INPUT ROWS:
+ + + + + + +
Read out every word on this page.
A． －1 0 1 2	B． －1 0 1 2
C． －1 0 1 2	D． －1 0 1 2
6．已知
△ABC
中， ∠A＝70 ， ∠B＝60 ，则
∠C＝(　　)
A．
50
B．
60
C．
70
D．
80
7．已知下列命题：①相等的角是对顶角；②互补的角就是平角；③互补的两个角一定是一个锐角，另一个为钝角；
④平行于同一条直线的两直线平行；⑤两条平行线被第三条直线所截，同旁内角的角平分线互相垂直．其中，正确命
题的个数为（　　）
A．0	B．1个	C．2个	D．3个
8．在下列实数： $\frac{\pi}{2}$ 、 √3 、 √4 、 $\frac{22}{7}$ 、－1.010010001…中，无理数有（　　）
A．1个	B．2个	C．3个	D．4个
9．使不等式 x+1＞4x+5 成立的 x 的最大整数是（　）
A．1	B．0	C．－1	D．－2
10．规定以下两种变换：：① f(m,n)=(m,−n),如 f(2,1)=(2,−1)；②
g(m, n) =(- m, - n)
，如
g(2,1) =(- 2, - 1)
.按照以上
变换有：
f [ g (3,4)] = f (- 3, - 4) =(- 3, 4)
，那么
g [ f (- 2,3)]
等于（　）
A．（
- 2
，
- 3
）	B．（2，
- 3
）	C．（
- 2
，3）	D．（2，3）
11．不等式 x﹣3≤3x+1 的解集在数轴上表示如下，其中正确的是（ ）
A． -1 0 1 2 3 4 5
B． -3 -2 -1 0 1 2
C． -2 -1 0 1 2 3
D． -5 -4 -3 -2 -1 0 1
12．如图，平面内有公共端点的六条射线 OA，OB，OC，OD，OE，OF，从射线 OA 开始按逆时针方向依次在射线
+ + + + + + +
YOUR GOAL: From the records above, extract every entry verbatim.

ANSWER TO THIS PROBLEM:
Read out every word on this page.
A． －1 0 1 2	B． －1 0 1 2
C． －1 0 1 2	D． －1 0 1 2
6．已知
△ABC
中， ∠A＝70 ， ∠B＝60 ，则
∠C＝(　　)
A．
50
B．
60
C．
70
D．
80
7．已知下列命题：①相等的角是对顶角；②互补的角就是平角；③互补的两个角一定是一个锐角，另一个为钝角；
④平行于同一条直线的两直线平行；⑤两条平行线被第三条直线所截，同旁内角的角平分线互相垂直．其中，正确命
题的个数为（　　）
A．0	B．1个	C．2个	D．3个
8．在下列实数： $\frac{\pi}{2}$ 、 √3 、 √4 、 $\frac{22}{7}$ 、－1.010010001…中，无理数有（　　）
A．1个	B．2个	C．3个	D．4个
9．使不等式 x+1＞4x+5 成立的 x 的最大整数是（　）
A．1	B．0	C．－1	D．－2
10．规定以下两种变换：：① f(m,n)=(m,−n),如 f(2,1)=(2,−1)；②
g(m, n) =(- m, - n)
，如
g(2,1) =(- 2, - 1)
.按照以上
变换有：
f [ g (3,4)] = f (- 3, - 4) =(- 3, 4)
，那么
g [ f (- 2,3)]
等于（　）
A．（
- 2
，
- 3
）	B．（2，
- 3
）	C．（
- 2
，3）	D．（2，3）
11．不等式 x﹣3≤3x+1 的解集在数轴上表示如下，其中正确的是（ ）
A． -1 0 1 2 3 4 5
B． -3 -2 -1 0 1 2
C． -2 -1 0 1 2 3
D． -5 -4 -3 -2 -1 0 1
12．如图，平面内有公共端点的六条射线 OA，OB，OC，OD，OE，OF，从射线 OA 开始按逆时针方向依次在射线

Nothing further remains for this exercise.